STATED TASK -
Retype the data that follows line by line, exactly, and leave its pictures out.

DATA PROVIDED -
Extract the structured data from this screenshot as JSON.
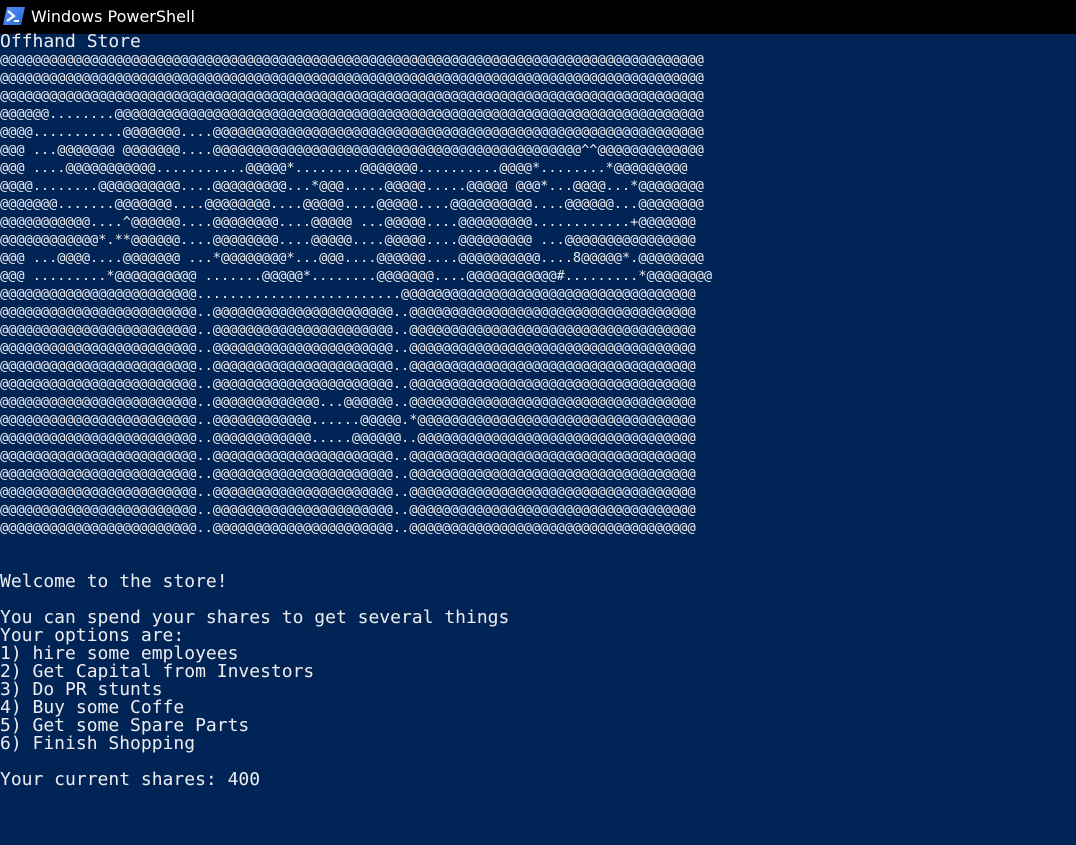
{
  "window": {
    "title": "Windows PowerShell",
    "icon": "powershell-icon"
  },
  "console": {
    "header": "Offhand Store",
    "art": [
      "@@@@@@@@@@@@@@@@@@@@@@@@@@@@@@@@@@@@@@@@@@@@@@@@@@@@@@@@@@@@@@@@@@@@@@@@@@@@@@@@@@@@@@",
      "@@@@@@@@@@@@@@@@@@@@@@@@@@@@@@@@@@@@@@@@@@@@@@@@@@@@@@@@@@@@@@@@@@@@@@@@@@@@@@@@@@@@@@",
      "@@@@@@@@@@@@@@@@@@@@@@@@@@@@@@@@@@@@@@@@@@@@@@@@@@@@@@@@@@@@@@@@@@@@@@@@@@@@@@@@@@@@@@",
      "@@@@@@........@@@@@@@@@@@@@@@@@@@@@@@@@@@@@@@@@@@@@@@@@@@@@@@@@@@@@@@@@@@@@@@@@@@@@@@@",
      "@@@@...........@@@@@@@....@@@@@@@@@@@@@@@@@@@@@@@@@@@@@@@@@@@@@@@@@@@@@@@@@@@@@@@@@@@@",
      "@@@ ...@@@@@@@ @@@@@@@....@@@@@@@@@@@@@@@@@@@@@@@@@@@@@@@@@@@@@@@@@@@@@^^@@@@@@@@@@@@@",
      "@@@ ....@@@@@@@@@@@...........@@@@@*........@@@@@@@..........@@@@*........*@@@@@@@@@",
      "@@@@........@@@@@@@@@@....@@@@@@@@@...*@@@.....@@@@@.....@@@@@ @@@*...@@@@...*@@@@@@@@",
      "@@@@@@@.......@@@@@@@....@@@@@@@@....@@@@@....@@@@@....@@@@@@@@@@....@@@@@@...@@@@@@@@",
      "@@@@@@@@@@@....^@@@@@@....@@@@@@@@....@@@@@ ...@@@@@....@@@@@@@@@............+@@@@@@@",
      "@@@@@@@@@@@@*.**@@@@@@....@@@@@@@@....@@@@@....@@@@@....@@@@@@@@@ ...@@@@@@@@@@@@@@@@",
      "@@@ ...@@@@....@@@@@@@ ...*@@@@@@@@*...@@@....@@@@@@....@@@@@@@@@@....8@@@@@*.@@@@@@@@",
      "@@@ .........*@@@@@@@@@@ .......@@@@@*........@@@@@@@....@@@@@@@@@@@#.........*@@@@@@@@",
      "@@@@@@@@@@@@@@@@@@@@@@@@.........................@@@@@@@@@@@@@@@@@@@@@@@@@@@@@@@@@@@@",
      "@@@@@@@@@@@@@@@@@@@@@@@@..@@@@@@@@@@@@@@@@@@@@@@..@@@@@@@@@@@@@@@@@@@@@@@@@@@@@@@@@@@",
      "@@@@@@@@@@@@@@@@@@@@@@@@..@@@@@@@@@@@@@@@@@@@@@@..@@@@@@@@@@@@@@@@@@@@@@@@@@@@@@@@@@@",
      "@@@@@@@@@@@@@@@@@@@@@@@@..@@@@@@@@@@@@@@@@@@@@@@..@@@@@@@@@@@@@@@@@@@@@@@@@@@@@@@@@@@",
      "@@@@@@@@@@@@@@@@@@@@@@@@..@@@@@@@@@@@@@@@@@@@@@@..@@@@@@@@@@@@@@@@@@@@@@@@@@@@@@@@@@@",
      "@@@@@@@@@@@@@@@@@@@@@@@@..@@@@@@@@@@@@@@@@@@@@@@..@@@@@@@@@@@@@@@@@@@@@@@@@@@@@@@@@@@",
      "@@@@@@@@@@@@@@@@@@@@@@@@..@@@@@@@@@@@@@...@@@@@@..@@@@@@@@@@@@@@@@@@@@@@@@@@@@@@@@@@@",
      "@@@@@@@@@@@@@@@@@@@@@@@@..@@@@@@@@@@@@......@@@@@.*@@@@@@@@@@@@@@@@@@@@@@@@@@@@@@@@@@",
      "@@@@@@@@@@@@@@@@@@@@@@@@..@@@@@@@@@@@@.....@@@@@@..@@@@@@@@@@@@@@@@@@@@@@@@@@@@@@@@@@",
      "@@@@@@@@@@@@@@@@@@@@@@@@..@@@@@@@@@@@@@@@@@@@@@@..@@@@@@@@@@@@@@@@@@@@@@@@@@@@@@@@@@@",
      "@@@@@@@@@@@@@@@@@@@@@@@@..@@@@@@@@@@@@@@@@@@@@@@..@@@@@@@@@@@@@@@@@@@@@@@@@@@@@@@@@@@",
      "@@@@@@@@@@@@@@@@@@@@@@@@..@@@@@@@@@@@@@@@@@@@@@@..@@@@@@@@@@@@@@@@@@@@@@@@@@@@@@@@@@@",
      "@@@@@@@@@@@@@@@@@@@@@@@@..@@@@@@@@@@@@@@@@@@@@@@..@@@@@@@@@@@@@@@@@@@@@@@@@@@@@@@@@@@",
      "@@@@@@@@@@@@@@@@@@@@@@@@..@@@@@@@@@@@@@@@@@@@@@@..@@@@@@@@@@@@@@@@@@@@@@@@@@@@@@@@@@@"
    ],
    "welcome": "Welcome to the store!",
    "intro": "You can spend your shares to get several things",
    "options_header": "Your options are:",
    "options": [
      "1) hire some employees",
      "2) Get Capital from Investors",
      "3) Do PR stunts",
      "4) Buy some Coffe",
      "5) Get some Spare Parts",
      "6) Finish Shopping"
    ],
    "shares_line": "Your current shares: 400"
  },
  "colors": {
    "background": "#012456",
    "text": "#eeedf0",
    "titlebar": "#000000"
  }
}
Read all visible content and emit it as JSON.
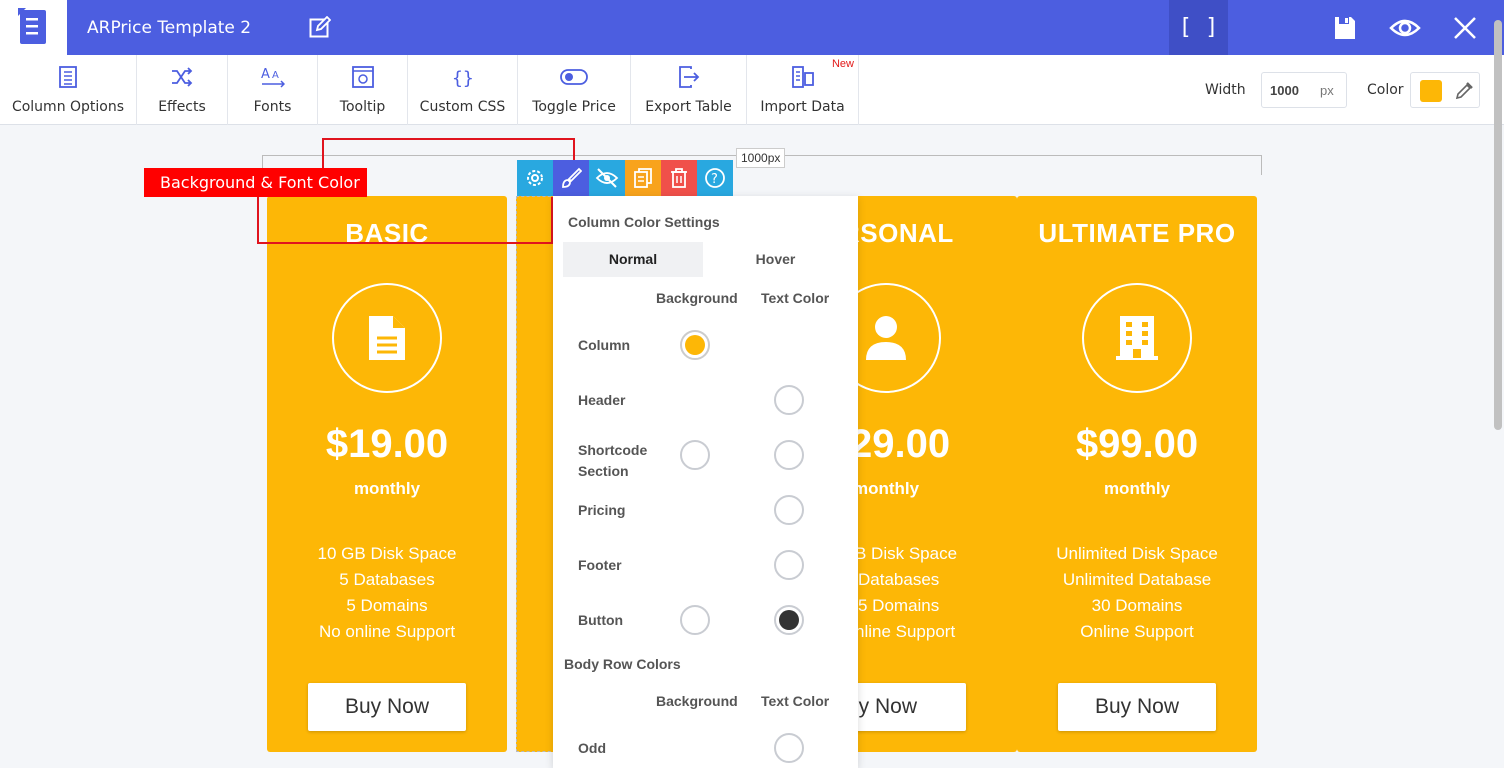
{
  "app": {
    "title": "ARPrice Template 2",
    "fullscreen_label": "[ ]"
  },
  "toolbar": {
    "items": [
      {
        "label": "Column Options",
        "icon": "column-options-icon"
      },
      {
        "label": "Effects",
        "icon": "shuffle-icon"
      },
      {
        "label": "Fonts",
        "icon": "font-icon"
      },
      {
        "label": "Tooltip",
        "icon": "tooltip-icon"
      },
      {
        "label": "Custom CSS",
        "icon": "braces-icon"
      },
      {
        "label": "Toggle Price",
        "icon": "toggle-icon"
      },
      {
        "label": "Export Table",
        "icon": "export-icon"
      },
      {
        "label": "Import Data",
        "icon": "import-icon"
      }
    ],
    "new_badge": "New",
    "width_label": "Width",
    "width_value": "1000",
    "width_unit": "px",
    "color_label": "Color",
    "color_value": "#fdb706"
  },
  "canvas": {
    "width_label": "1000px",
    "annotation": "Background & Font Color"
  },
  "columns": [
    {
      "title": "BASIC",
      "price": "$19.00",
      "period": "monthly",
      "features": [
        "10 GB Disk Space",
        "5 Databases",
        "5 Domains",
        "No online Support"
      ],
      "button": "Buy Now",
      "icon": "document-icon"
    },
    {
      "title": "RSONAL",
      "price": "29.00",
      "period": "monthly",
      "features": [
        "B Disk Space",
        "Databases",
        "5 Domains",
        "nline Support"
      ],
      "button": "uy Now",
      "icon": "user-icon"
    },
    {
      "title": "ULTIMATE PRO",
      "price": "$99.00",
      "period": "monthly",
      "features": [
        "Unlimited Disk Space",
        "Unlimited Database",
        "30 Domains",
        "Online Support"
      ],
      "button": "Buy Now",
      "icon": "building-icon"
    }
  ],
  "panel": {
    "heading": "Column Color Settings",
    "tabs": [
      "Normal",
      "Hover"
    ],
    "col_background": "Background",
    "col_text": "Text Color",
    "rows": [
      "Column",
      "Header",
      "Shortcode Section",
      "Pricing",
      "Footer",
      "Button"
    ],
    "body_heading": "Body Row Colors",
    "body_rows": [
      "Odd"
    ]
  },
  "colors": {
    "accent": "#4c5ee0",
    "column": "#fdb706",
    "annotation": "#ff0000"
  }
}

RESULT OF THE TASK -
Extract the structured data from this screenshot as JSON.
{
  "window": {
    "title": "Windows PowerShell",
    "icon": "powershell-icon"
  },
  "console": {
    "header": "Offhand Store",
    "art": [
      "@@@@@@@@@@@@@@@@@@@@@@@@@@@@@@@@@@@@@@@@@@@@@@@@@@@@@@@@@@@@@@@@@@@@@@@@@@@@@@@@@@@@@@",
      "@@@@@@@@@@@@@@@@@@@@@@@@@@@@@@@@@@@@@@@@@@@@@@@@@@@@@@@@@@@@@@@@@@@@@@@@@@@@@@@@@@@@@@",
      "@@@@@@@@@@@@@@@@@@@@@@@@@@@@@@@@@@@@@@@@@@@@@@@@@@@@@@@@@@@@@@@@@@@@@@@@@@@@@@@@@@@@@@",
      "@@@@@@........@@@@@@@@@@@@@@@@@@@@@@@@@@@@@@@@@@@@@@@@@@@@@@@@@@@@@@@@@@@@@@@@@@@@@@@@",
      "@@@@...........@@@@@@@....@@@@@@@@@@@@@@@@@@@@@@@@@@@@@@@@@@@@@@@@@@@@@@@@@@@@@@@@@@@@",
      "@@@ ...@@@@@@@ @@@@@@@....@@@@@@@@@@@@@@@@@@@@@@@@@@@@@@@@@@@@@@@@@@@@@^^@@@@@@@@@@@@@",
      "@@@ ....@@@@@@@@@@@...........@@@@@*........@@@@@@@..........@@@@*........*@@@@@@@@@",
      "@@@@........@@@@@@@@@@....@@@@@@@@@...*@@@.....@@@@@.....@@@@@ @@@*...@@@@...*@@@@@@@@",
      "@@@@@@@.......@@@@@@@....@@@@@@@@....@@@@@....@@@@@....@@@@@@@@@@....@@@@@@...@@@@@@@@",
      "@@@@@@@@@@@....^@@@@@@....@@@@@@@@....@@@@@ ...@@@@@....@@@@@@@@@............+@@@@@@@",
      "@@@@@@@@@@@@*.**@@@@@@....@@@@@@@@....@@@@@....@@@@@....@@@@@@@@@ ...@@@@@@@@@@@@@@@@",
      "@@@ ...@@@@....@@@@@@@ ...*@@@@@@@@*...@@@....@@@@@@....@@@@@@@@@@....8@@@@@*.@@@@@@@@",
      "@@@ .........*@@@@@@@@@@ .......@@@@@*........@@@@@@@....@@@@@@@@@@@#.........*@@@@@@@@",
      "@@@@@@@@@@@@@@@@@@@@@@@@.........................@@@@@@@@@@@@@@@@@@@@@@@@@@@@@@@@@@@@",
      "@@@@@@@@@@@@@@@@@@@@@@@@..@@@@@@@@@@@@@@@@@@@@@@..@@@@@@@@@@@@@@@@@@@@@@@@@@@@@@@@@@@",
      "@@@@@@@@@@@@@@@@@@@@@@@@..@@@@@@@@@@@@@@@@@@@@@@..@@@@@@@@@@@@@@@@@@@@@@@@@@@@@@@@@@@",
      "@@@@@@@@@@@@@@@@@@@@@@@@..@@@@@@@@@@@@@@@@@@@@@@..@@@@@@@@@@@@@@@@@@@@@@@@@@@@@@@@@@@",
      "@@@@@@@@@@@@@@@@@@@@@@@@..@@@@@@@@@@@@@@@@@@@@@@..@@@@@@@@@@@@@@@@@@@@@@@@@@@@@@@@@@@",
      "@@@@@@@@@@@@@@@@@@@@@@@@..@@@@@@@@@@@@@@@@@@@@@@..@@@@@@@@@@@@@@@@@@@@@@@@@@@@@@@@@@@",
      "@@@@@@@@@@@@@@@@@@@@@@@@..@@@@@@@@@@@@@...@@@@@@..@@@@@@@@@@@@@@@@@@@@@@@@@@@@@@@@@@@",
      "@@@@@@@@@@@@@@@@@@@@@@@@..@@@@@@@@@@@@......@@@@@.*@@@@@@@@@@@@@@@@@@@@@@@@@@@@@@@@@@",
      "@@@@@@@@@@@@@@@@@@@@@@@@..@@@@@@@@@@@@.....@@@@@@..@@@@@@@@@@@@@@@@@@@@@@@@@@@@@@@@@@",
      "@@@@@@@@@@@@@@@@@@@@@@@@..@@@@@@@@@@@@@@@@@@@@@@..@@@@@@@@@@@@@@@@@@@@@@@@@@@@@@@@@@@",
      "@@@@@@@@@@@@@@@@@@@@@@@@..@@@@@@@@@@@@@@@@@@@@@@..@@@@@@@@@@@@@@@@@@@@@@@@@@@@@@@@@@@",
      "@@@@@@@@@@@@@@@@@@@@@@@@..@@@@@@@@@@@@@@@@@@@@@@..@@@@@@@@@@@@@@@@@@@@@@@@@@@@@@@@@@@",
      "@@@@@@@@@@@@@@@@@@@@@@@@..@@@@@@@@@@@@@@@@@@@@@@..@@@@@@@@@@@@@@@@@@@@@@@@@@@@@@@@@@@",
      "@@@@@@@@@@@@@@@@@@@@@@@@..@@@@@@@@@@@@@@@@@@@@@@..@@@@@@@@@@@@@@@@@@@@@@@@@@@@@@@@@@@"
    ],
    "welcome": "Welcome to the store!",
    "intro": "You can spend your shares to get several things",
    "options_header": "Your options are:",
    "options": [
      "1) hire some employees",
      "2) Get Capital from Investors",
      "3) Do PR stunts",
      "4) Buy some Coffe",
      "5) Get some Spare Parts",
      "6) Finish Shopping"
    ],
    "shares_line": "Your current shares: 400"
  },
  "colors": {
    "background": "#012456",
    "text": "#eeedf0",
    "titlebar": "#000000"
  }
}
Read all visible content and emit it as JSON.
{
  "app": {
    "title": "ARPrice Template 2",
    "fullscreen_label": "[ ]"
  },
  "toolbar": {
    "items": [
      {
        "label": "Column Options",
        "icon": "column-options-icon"
      },
      {
        "label": "Effects",
        "icon": "shuffle-icon"
      },
      {
        "label": "Fonts",
        "icon": "font-icon"
      },
      {
        "label": "Tooltip",
        "icon": "tooltip-icon"
      },
      {
        "label": "Custom CSS",
        "icon": "braces-icon"
      },
      {
        "label": "Toggle Price",
        "icon": "toggle-icon"
      },
      {
        "label": "Export Table",
        "icon": "export-icon"
      },
      {
        "label": "Import Data",
        "icon": "import-icon"
      }
    ],
    "new_badge": "New",
    "width_label": "Width",
    "width_value": "1000",
    "width_unit": "px",
    "color_label": "Color",
    "color_value": "#fdb706"
  },
  "canvas": {
    "width_label": "1000px",
    "annotation": "Background & Font Color"
  },
  "columns": [
    {
      "title": "BASIC",
      "price": "$19.00",
      "period": "monthly",
      "features": [
        "10 GB Disk Space",
        "5 Databases",
        "5 Domains",
        "No online Support"
      ],
      "button": "Buy Now",
      "icon": "document-icon"
    },
    {
      "title": "RSONAL",
      "price": "29.00",
      "period": "monthly",
      "features": [
        "B Disk Space",
        "Databases",
        "5 Domains",
        "nline Support"
      ],
      "button": "uy Now",
      "icon": "user-icon"
    },
    {
      "title": "ULTIMATE PRO",
      "price": "$99.00",
      "period": "monthly",
      "features": [
        "Unlimited Disk Space",
        "Unlimited Database",
        "30 Domains",
        "Online Support"
      ],
      "button": "Buy Now",
      "icon": "building-icon"
    }
  ],
  "panel": {
    "heading": "Column Color Settings",
    "tabs": [
      "Normal",
      "Hover"
    ],
    "col_background": "Background",
    "col_text": "Text Color",
    "rows": [
      "Column",
      "Header",
      "Shortcode Section",
      "Pricing",
      "Footer",
      "Button"
    ],
    "body_heading": "Body Row Colors",
    "body_rows": [
      "Odd"
    ]
  },
  "colors": {
    "accent": "#4c5ee0",
    "column": "#fdb706",
    "annotation": "#ff0000"
  }
}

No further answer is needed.